TASK INPUTS: Begin

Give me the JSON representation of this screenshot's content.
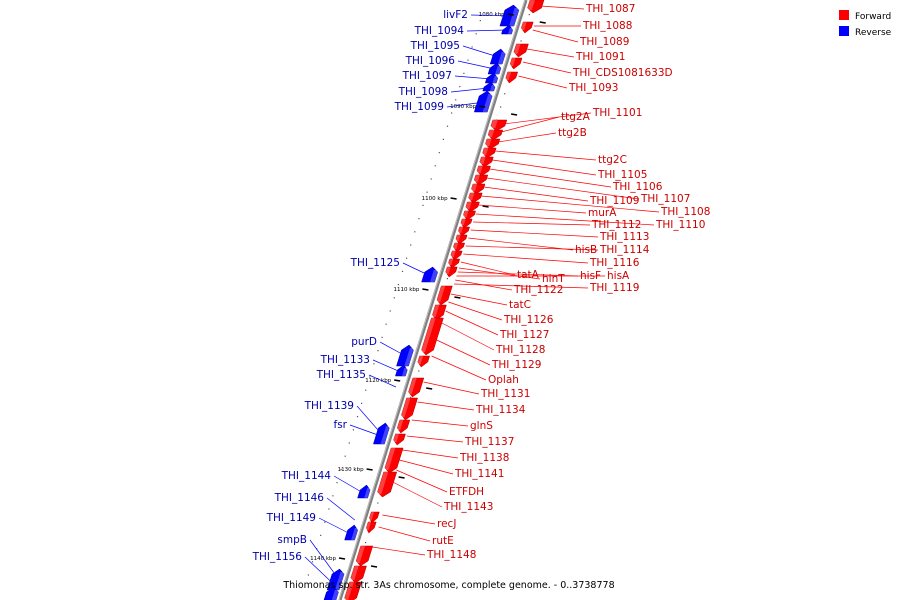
{
  "title": "Thiomonas sp. str. 3As chromosome, complete genome. - 0..3738778",
  "legend": [
    {
      "label": "Forward",
      "color": "#ff0000"
    },
    {
      "label": "Reverse",
      "color": "#0000ff"
    }
  ],
  "colors": {
    "forward": "#ff0000",
    "reverse": "#0000ff",
    "backbone": "#808080",
    "label_forward": "#cc0000",
    "label_reverse": "#0000aa"
  },
  "ticks": [
    {
      "label": "1080 kbp",
      "kbp": 1080
    },
    {
      "label": "1090 kbp",
      "kbp": 1090
    },
    {
      "label": "1100 kbp",
      "kbp": 1100
    },
    {
      "label": "1110 kbp",
      "kbp": 1110
    },
    {
      "label": "1120 kbp",
      "kbp": 1120
    },
    {
      "label": "1130 kbp",
      "kbp": 1130
    },
    {
      "label": "1140 kbp",
      "kbp": 1140
    }
  ],
  "genes_reverse": [
    {
      "label": "livF2"
    },
    {
      "label": "THI_1094"
    },
    {
      "label": "THI_1095"
    },
    {
      "label": "THI_1096"
    },
    {
      "label": "THI_1097"
    },
    {
      "label": "THI_1098"
    },
    {
      "label": "THI_1099"
    },
    {
      "label": "THI_1125"
    },
    {
      "label": "purD"
    },
    {
      "label": "THI_1133"
    },
    {
      "label": "THI_1135"
    },
    {
      "label": "THI_1139"
    },
    {
      "label": "fsr"
    },
    {
      "label": "THI_1144"
    },
    {
      "label": "THI_1146"
    },
    {
      "label": "THI_1149"
    },
    {
      "label": "smpB"
    },
    {
      "label": "THI_1156"
    }
  ],
  "genes_forward": [
    {
      "label": "THI_1087"
    },
    {
      "label": "THI_1088"
    },
    {
      "label": "THI_1089"
    },
    {
      "label": "THI_1091"
    },
    {
      "label": "THI_CDS1081633D"
    },
    {
      "label": "THI_1093"
    },
    {
      "label": "THI_1101"
    },
    {
      "label": "ttg2A"
    },
    {
      "label": "ttg2B"
    },
    {
      "label": "ttg2C"
    },
    {
      "label": "THI_1105"
    },
    {
      "label": "THI_1106"
    },
    {
      "label": "THI_1107"
    },
    {
      "label": "THI_1109"
    },
    {
      "label": "THI_1108"
    },
    {
      "label": "murA"
    },
    {
      "label": "THI_1110"
    },
    {
      "label": "THI_1112"
    },
    {
      "label": "THI_1113"
    },
    {
      "label": "hisB"
    },
    {
      "label": "THI_1114"
    },
    {
      "label": "THI_1116"
    },
    {
      "label": "tatA"
    },
    {
      "label": "hinT"
    },
    {
      "label": "hisF"
    },
    {
      "label": "hisA"
    },
    {
      "label": "THI_1122"
    },
    {
      "label": "THI_1119"
    },
    {
      "label": "tatC"
    },
    {
      "label": "THI_1126"
    },
    {
      "label": "THI_1127"
    },
    {
      "label": "THI_1128"
    },
    {
      "label": "THI_1129"
    },
    {
      "label": "Oplah"
    },
    {
      "label": "THI_1131"
    },
    {
      "label": "THI_1134"
    },
    {
      "label": "glnS"
    },
    {
      "label": "THI_1137"
    },
    {
      "label": "THI_1138"
    },
    {
      "label": "THI_1141"
    },
    {
      "label": "ETFDH"
    },
    {
      "label": "THI_1143"
    },
    {
      "label": "recJ"
    },
    {
      "label": "rutE"
    },
    {
      "label": "THI_1148"
    }
  ]
}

TASK INPUTS: End

→ **PROBLEM TO SOLVE**:
In your copy of the records above, include no pictures and match every line exactly.

→ **REPLY TO THE TASK**:
Give me the JSON representation of this screenshot's content.
{
  "title": "Thiomonas sp. str. 3As chromosome, complete genome. - 0..3738778",
  "legend": [
    {
      "label": "Forward",
      "color": "#ff0000"
    },
    {
      "label": "Reverse",
      "color": "#0000ff"
    }
  ],
  "colors": {
    "forward": "#ff0000",
    "reverse": "#0000ff",
    "backbone": "#808080",
    "label_forward": "#cc0000",
    "label_reverse": "#0000aa"
  },
  "ticks": [
    {
      "label": "1080 kbp",
      "kbp": 1080
    },
    {
      "label": "1090 kbp",
      "kbp": 1090
    },
    {
      "label": "1100 kbp",
      "kbp": 1100
    },
    {
      "label": "1110 kbp",
      "kbp": 1110
    },
    {
      "label": "1120 kbp",
      "kbp": 1120
    },
    {
      "label": "1130 kbp",
      "kbp": 1130
    },
    {
      "label": "1140 kbp",
      "kbp": 1140
    }
  ],
  "genes_reverse": [
    {
      "label": "livF2"
    },
    {
      "label": "THI_1094"
    },
    {
      "label": "THI_1095"
    },
    {
      "label": "THI_1096"
    },
    {
      "label": "THI_1097"
    },
    {
      "label": "THI_1098"
    },
    {
      "label": "THI_1099"
    },
    {
      "label": "THI_1125"
    },
    {
      "label": "purD"
    },
    {
      "label": "THI_1133"
    },
    {
      "label": "THI_1135"
    },
    {
      "label": "THI_1139"
    },
    {
      "label": "fsr"
    },
    {
      "label": "THI_1144"
    },
    {
      "label": "THI_1146"
    },
    {
      "label": "THI_1149"
    },
    {
      "label": "smpB"
    },
    {
      "label": "THI_1156"
    }
  ],
  "genes_forward": [
    {
      "label": "THI_1087"
    },
    {
      "label": "THI_1088"
    },
    {
      "label": "THI_1089"
    },
    {
      "label": "THI_1091"
    },
    {
      "label": "THI_CDS1081633D"
    },
    {
      "label": "THI_1093"
    },
    {
      "label": "THI_1101"
    },
    {
      "label": "ttg2A"
    },
    {
      "label": "ttg2B"
    },
    {
      "label": "ttg2C"
    },
    {
      "label": "THI_1105"
    },
    {
      "label": "THI_1106"
    },
    {
      "label": "THI_1107"
    },
    {
      "label": "THI_1109"
    },
    {
      "label": "THI_1108"
    },
    {
      "label": "murA"
    },
    {
      "label": "THI_1110"
    },
    {
      "label": "THI_1112"
    },
    {
      "label": "THI_1113"
    },
    {
      "label": "hisB"
    },
    {
      "label": "THI_1114"
    },
    {
      "label": "THI_1116"
    },
    {
      "label": "tatA"
    },
    {
      "label": "hinT"
    },
    {
      "label": "hisF"
    },
    {
      "label": "hisA"
    },
    {
      "label": "THI_1122"
    },
    {
      "label": "THI_1119"
    },
    {
      "label": "tatC"
    },
    {
      "label": "THI_1126"
    },
    {
      "label": "THI_1127"
    },
    {
      "label": "THI_1128"
    },
    {
      "label": "THI_1129"
    },
    {
      "label": "Oplah"
    },
    {
      "label": "THI_1131"
    },
    {
      "label": "THI_1134"
    },
    {
      "label": "glnS"
    },
    {
      "label": "THI_1137"
    },
    {
      "label": "THI_1138"
    },
    {
      "label": "THI_1141"
    },
    {
      "label": "ETFDH"
    },
    {
      "label": "THI_1143"
    },
    {
      "label": "recJ"
    },
    {
      "label": "rutE"
    },
    {
      "label": "THI_1148"
    }
  ]
}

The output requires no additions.